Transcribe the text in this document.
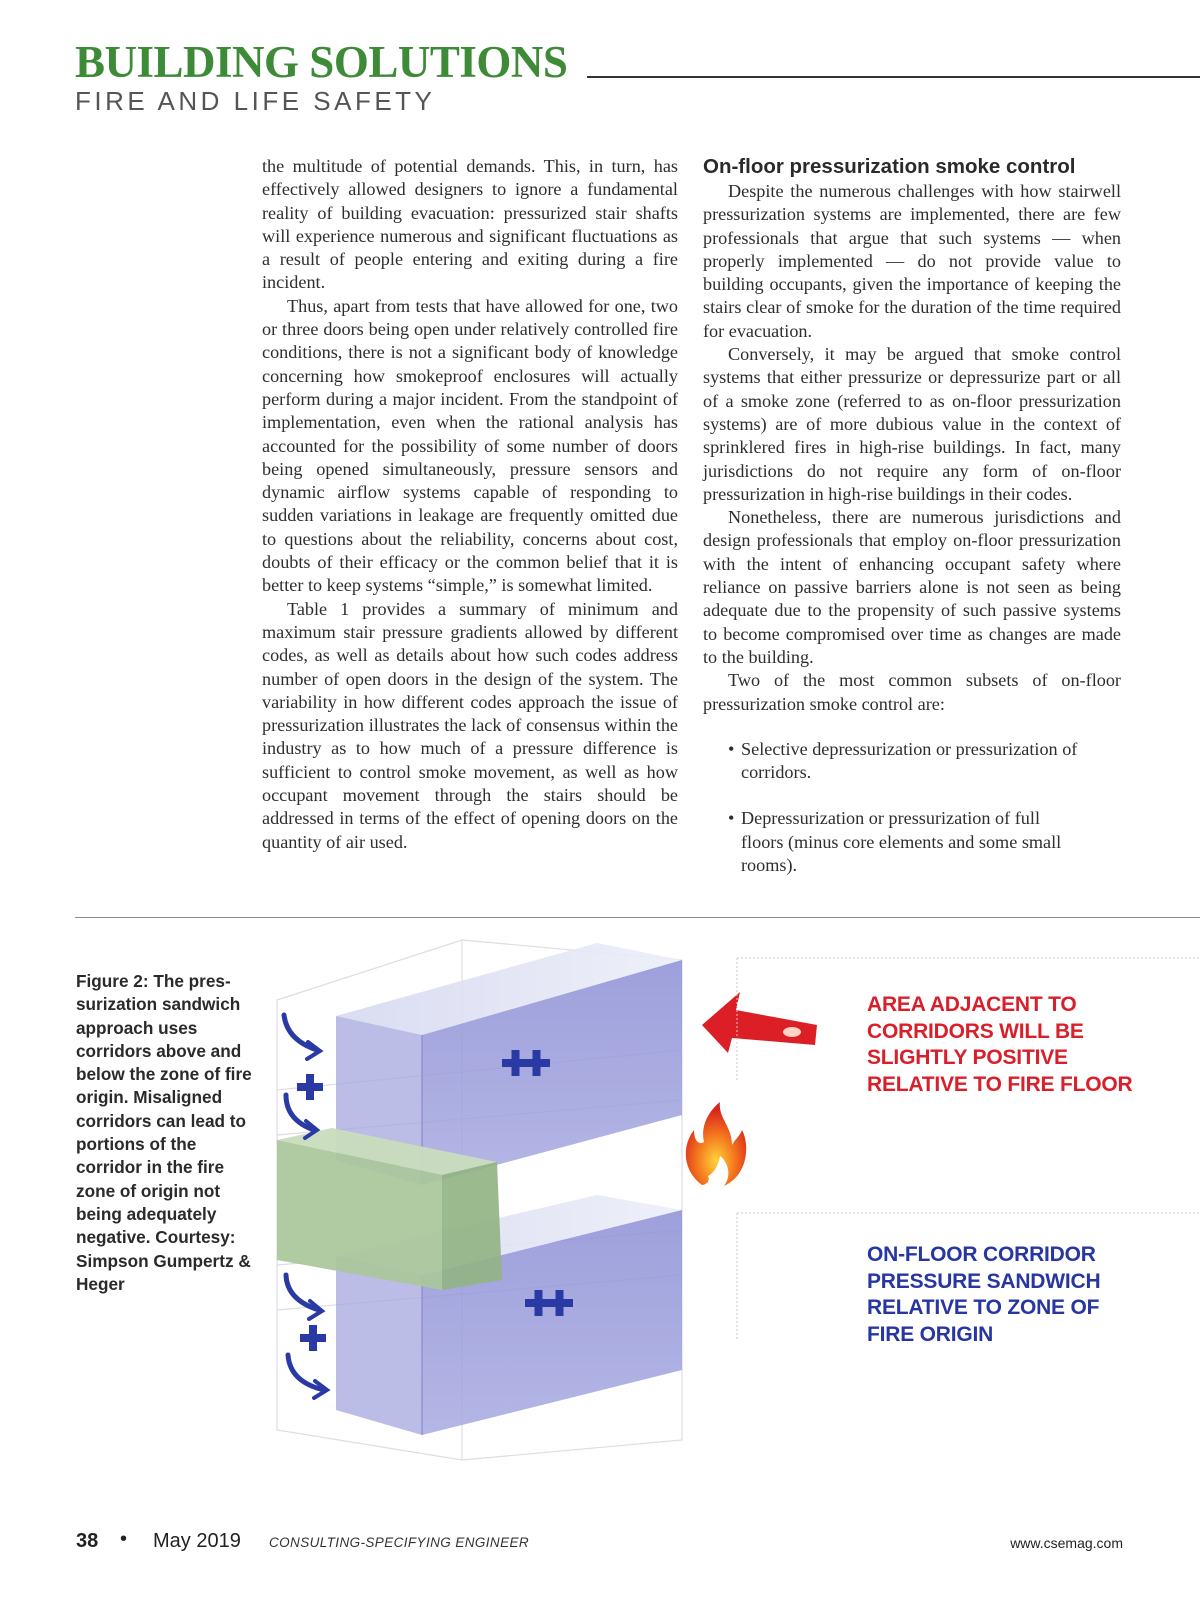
BUILDING SOLUTIONS
FIRE AND LIFE SAFETY

the multitude of potential demands. This, in turn, has effectively allowed designers to ignore a fundamental reality of building evacuation: pressurized stair shafts will experience numerous and significant fluctuations as a result of people entering and exiting during a fire incident.

Thus, apart from tests that have allowed for one, two or three doors being open under relatively controlled fire conditions, there is not a significant body of knowledge concerning how smokeproof enclosures will actually perform during a major incident. From the standpoint of implementation, even when the rational analysis has accounted for the possibility of some number of doors being opened simultaneously, pressure sensors and dynamic airflow systems capable of responding to sudden variations in leakage are frequently omitted due to questions about the reliability, concerns about cost, doubts of their efficacy or the common belief that it is better to keep systems “simple,” is somewhat limited.

Table 1 provides a summary of minimum and maximum stair pressure gradients allowed by different codes, as well as details about how such codes address number of open doors in the design of the system. The variability in how different codes approach the issue of pressurization illustrates the lack of consensus within the industry as to how much of a pressure difference is sufficient to control smoke movement, as well as how occupant movement through the stairs should be addressed in terms of the effect of opening doors on the quantity of air used.

On-floor pressurization smoke control

Despite the numerous challenges with how stairwell pressurization systems are implemented, there are few professionals that argue that such systems — when properly implemented — do not provide value to building occupants, given the importance of keeping the stairs clear of smoke for the duration of the time required for evacuation.

Conversely, it may be argued that smoke control systems that either pressurize or depressurize part or all of a smoke zone (referred to as on-floor pressurization systems) are of more dubious value in the context of sprinklered fires in high-rise buildings. In fact, many jurisdictions do not require any form of on-floor pressurization in high-rise buildings in their codes.

Nonetheless, there are numerous jurisdictions and design professionals that employ on-floor pressurization with the intent of enhancing occupant safety where reliance on passive barriers alone is not seen as being adequate due to the propensity of such passive systems to become compromised over time as changes are made to the building.

Two of the most common subsets of on-floor pressurization smoke control are:

• Selective depressurization or pressurization of corridors.
• Depressurization or pressurization of full floors (minus core elements and some small rooms).
Figure 2: The pressurization sandwich approach uses corridors above and below the zone of fire origin. Misaligned corridors can lead to portions of the corridor in the fire zone of origin not being adequately negative. Courtesy: Simpson Gumpertz & Heger
AREA ADJACENT TO
CORRIDORS WILL BE
SLIGHTLY POSITIVE
RELATIVE TO FIRE FLOOR
ON-FLOOR CORRIDOR
PRESSURE SANDWICH
RELATIVE TO ZONE OF
FIRE ORIGIN
38 • May 2019 CONSULTING-SPECIFYING ENGINEER	www.csemag.com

SHORT TASK -> Locate each line containing the string "common" and show it.

SOLUTION TO THIS EXERCISE ->
Thus, apart from tests that have allowed for one, two or three doors being open under relatively controlled fire conditions, there is not a significant body of knowledge concerning how smokeproof enclosures will actually perform during a major incident. From the standpoint of implementation, even when the rational analysis has accounted for the possibility of some number of doors being opened simultaneously, pressure sensors and dynamic airflow systems capable of responding to sudden variations in leakage are frequently omitted due to questions about the reliability, concerns about cost, doubts of their efficacy or the common belief that it is better to keep systems “simple,” is somewhat limited.
Two of the most common subsets of on-floor pressurization smoke control are:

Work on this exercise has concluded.